## [GIVEN INSTRUCTION]
Pick out each line containing the string "space" and copy it.

>> begin INPUT MATERIAL

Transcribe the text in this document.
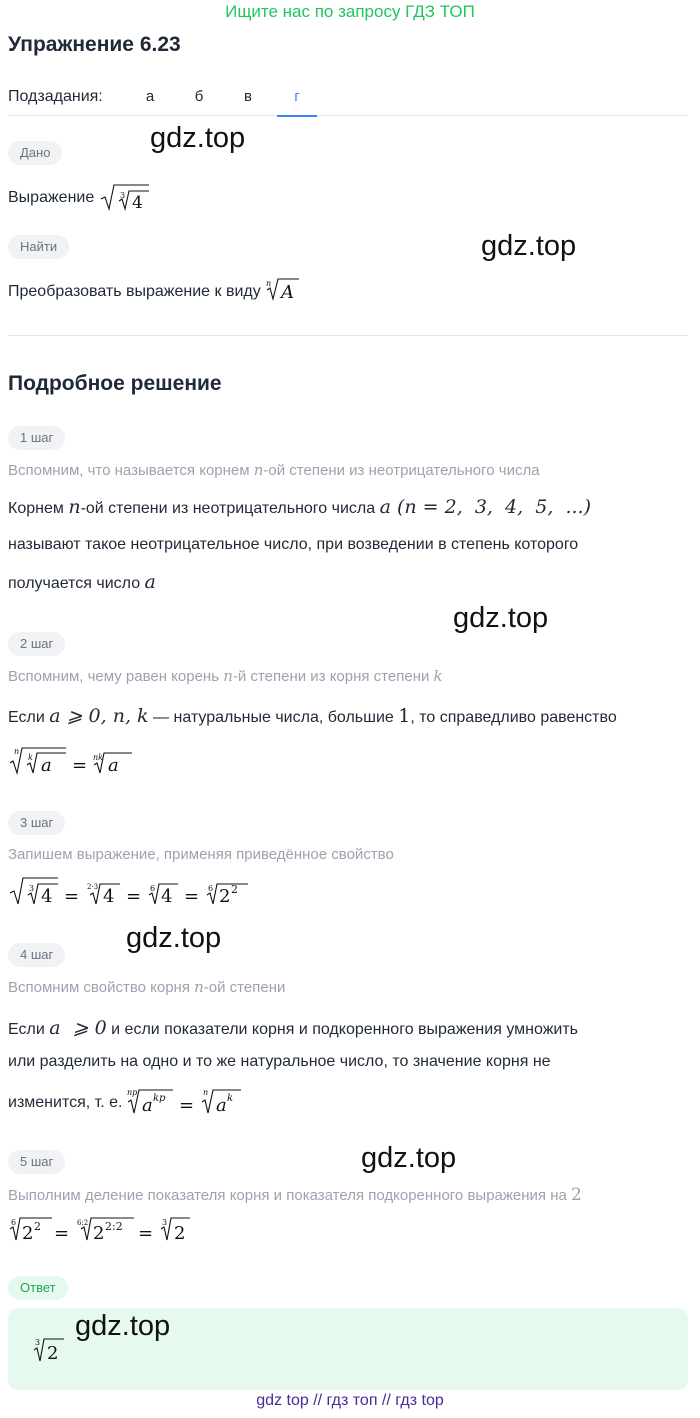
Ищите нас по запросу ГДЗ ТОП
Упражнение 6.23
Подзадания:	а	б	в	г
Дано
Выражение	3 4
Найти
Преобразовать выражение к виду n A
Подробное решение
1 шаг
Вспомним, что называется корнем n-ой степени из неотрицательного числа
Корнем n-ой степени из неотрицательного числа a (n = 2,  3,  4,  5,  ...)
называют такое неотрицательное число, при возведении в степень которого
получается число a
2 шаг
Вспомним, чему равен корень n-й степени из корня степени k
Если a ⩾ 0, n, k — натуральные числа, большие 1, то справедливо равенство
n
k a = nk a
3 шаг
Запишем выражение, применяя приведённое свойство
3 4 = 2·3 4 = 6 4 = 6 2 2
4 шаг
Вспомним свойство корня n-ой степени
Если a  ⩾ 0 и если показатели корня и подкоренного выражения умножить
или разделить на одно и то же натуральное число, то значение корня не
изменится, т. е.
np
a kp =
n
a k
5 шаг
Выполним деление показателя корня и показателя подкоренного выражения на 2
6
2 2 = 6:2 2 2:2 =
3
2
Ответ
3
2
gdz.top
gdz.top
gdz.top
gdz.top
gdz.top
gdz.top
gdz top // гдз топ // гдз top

>> end INPUT MATERIAL
>> begin INPUT MATERIAL

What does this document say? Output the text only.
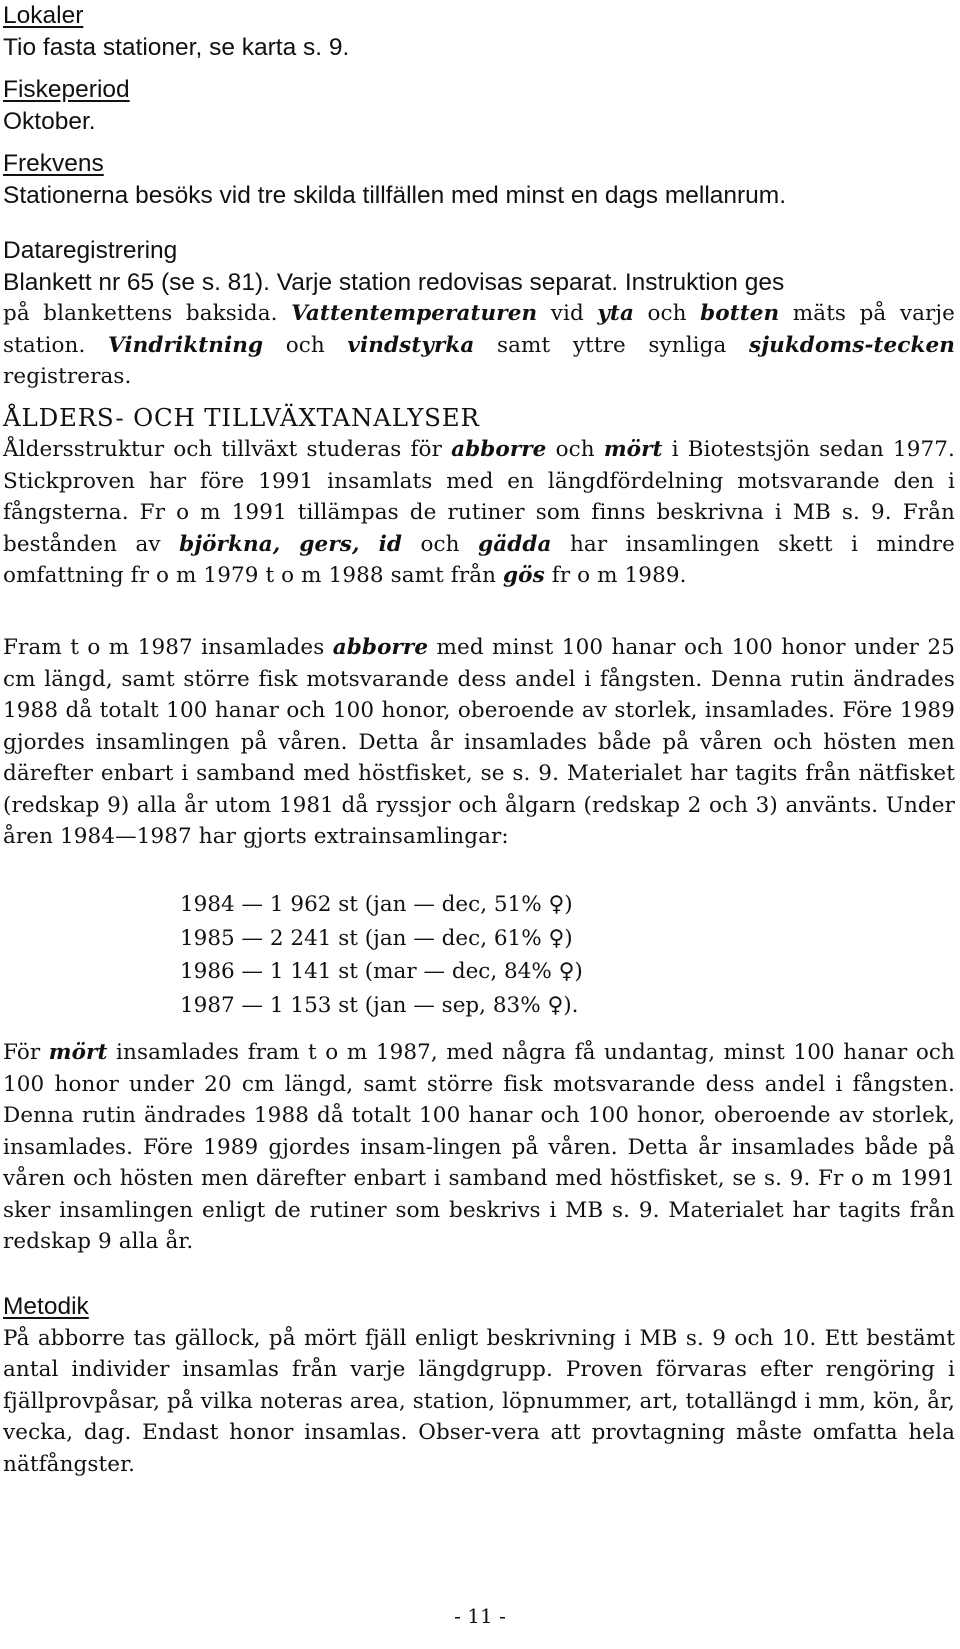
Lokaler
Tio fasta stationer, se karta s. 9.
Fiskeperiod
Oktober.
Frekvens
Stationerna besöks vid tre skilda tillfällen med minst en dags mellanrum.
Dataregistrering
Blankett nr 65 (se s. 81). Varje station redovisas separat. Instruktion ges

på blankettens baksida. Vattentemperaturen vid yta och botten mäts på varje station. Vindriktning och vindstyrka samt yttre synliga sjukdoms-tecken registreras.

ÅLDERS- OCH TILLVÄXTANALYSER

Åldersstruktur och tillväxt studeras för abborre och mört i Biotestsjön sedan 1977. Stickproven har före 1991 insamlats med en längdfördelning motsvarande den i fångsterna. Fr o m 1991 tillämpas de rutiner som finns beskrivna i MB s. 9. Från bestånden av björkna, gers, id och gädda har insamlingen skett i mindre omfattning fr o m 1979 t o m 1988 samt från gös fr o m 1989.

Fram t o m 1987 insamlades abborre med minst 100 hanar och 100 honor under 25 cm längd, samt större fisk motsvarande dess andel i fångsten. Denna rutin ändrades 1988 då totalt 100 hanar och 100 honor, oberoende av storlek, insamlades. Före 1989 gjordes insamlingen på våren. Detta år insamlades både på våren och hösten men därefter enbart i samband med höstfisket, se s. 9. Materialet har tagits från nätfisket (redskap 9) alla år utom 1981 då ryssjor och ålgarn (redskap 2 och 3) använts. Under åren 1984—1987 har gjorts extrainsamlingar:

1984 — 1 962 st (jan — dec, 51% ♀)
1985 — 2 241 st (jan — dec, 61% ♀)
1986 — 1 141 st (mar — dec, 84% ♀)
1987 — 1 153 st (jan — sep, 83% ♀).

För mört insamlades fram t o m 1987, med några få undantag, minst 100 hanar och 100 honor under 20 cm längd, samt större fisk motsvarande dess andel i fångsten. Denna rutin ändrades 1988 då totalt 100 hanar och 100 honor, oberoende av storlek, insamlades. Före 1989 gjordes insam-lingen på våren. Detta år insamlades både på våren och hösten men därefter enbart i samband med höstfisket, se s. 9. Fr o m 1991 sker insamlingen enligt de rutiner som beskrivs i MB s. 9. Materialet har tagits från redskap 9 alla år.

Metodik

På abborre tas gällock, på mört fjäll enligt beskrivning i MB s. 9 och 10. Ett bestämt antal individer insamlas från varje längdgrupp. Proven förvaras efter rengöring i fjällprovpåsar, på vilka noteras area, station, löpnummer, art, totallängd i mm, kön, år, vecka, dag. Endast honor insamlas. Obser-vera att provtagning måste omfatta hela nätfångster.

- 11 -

>> end INPUT MATERIAL
>> begin INPUT MATERIAL

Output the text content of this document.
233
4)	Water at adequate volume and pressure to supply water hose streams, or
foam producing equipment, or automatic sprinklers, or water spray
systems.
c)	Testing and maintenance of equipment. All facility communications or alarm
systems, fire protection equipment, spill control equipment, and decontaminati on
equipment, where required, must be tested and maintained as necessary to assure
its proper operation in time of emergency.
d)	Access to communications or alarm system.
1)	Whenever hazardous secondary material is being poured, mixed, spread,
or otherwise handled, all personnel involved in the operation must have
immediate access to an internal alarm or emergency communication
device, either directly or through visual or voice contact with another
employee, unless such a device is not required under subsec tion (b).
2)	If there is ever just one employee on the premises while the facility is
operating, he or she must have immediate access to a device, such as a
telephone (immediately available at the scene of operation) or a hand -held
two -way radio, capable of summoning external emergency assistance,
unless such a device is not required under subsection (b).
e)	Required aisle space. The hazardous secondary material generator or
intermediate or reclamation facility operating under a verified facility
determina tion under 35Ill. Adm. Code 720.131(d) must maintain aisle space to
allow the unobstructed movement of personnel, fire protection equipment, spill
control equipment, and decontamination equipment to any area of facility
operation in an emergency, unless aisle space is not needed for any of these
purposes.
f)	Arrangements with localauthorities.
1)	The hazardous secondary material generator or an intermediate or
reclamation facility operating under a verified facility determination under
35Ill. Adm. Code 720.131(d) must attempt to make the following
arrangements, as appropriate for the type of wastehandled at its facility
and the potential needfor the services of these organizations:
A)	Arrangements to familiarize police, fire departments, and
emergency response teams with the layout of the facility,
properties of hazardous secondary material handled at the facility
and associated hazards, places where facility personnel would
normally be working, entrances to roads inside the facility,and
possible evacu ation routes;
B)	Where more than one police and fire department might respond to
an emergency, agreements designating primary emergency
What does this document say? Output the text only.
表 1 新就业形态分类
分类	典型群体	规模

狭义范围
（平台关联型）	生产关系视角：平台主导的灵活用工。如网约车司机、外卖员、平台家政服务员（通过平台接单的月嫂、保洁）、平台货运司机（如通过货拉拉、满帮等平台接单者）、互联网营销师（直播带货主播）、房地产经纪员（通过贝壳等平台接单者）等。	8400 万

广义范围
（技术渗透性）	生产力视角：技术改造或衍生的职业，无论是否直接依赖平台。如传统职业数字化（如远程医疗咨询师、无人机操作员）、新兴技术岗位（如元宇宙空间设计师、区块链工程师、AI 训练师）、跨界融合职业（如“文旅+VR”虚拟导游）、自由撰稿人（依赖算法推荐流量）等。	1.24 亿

>> end INPUT MATERIAL

## [RESULT OF THIS EXERCISE]
e)	Required aisle space. The hazardous secondary material generator or
determina tion under 35Ill. Adm. Code 720.131(d) must maintain aisle space to
operation in an emergency, unless aisle space is not needed for any of these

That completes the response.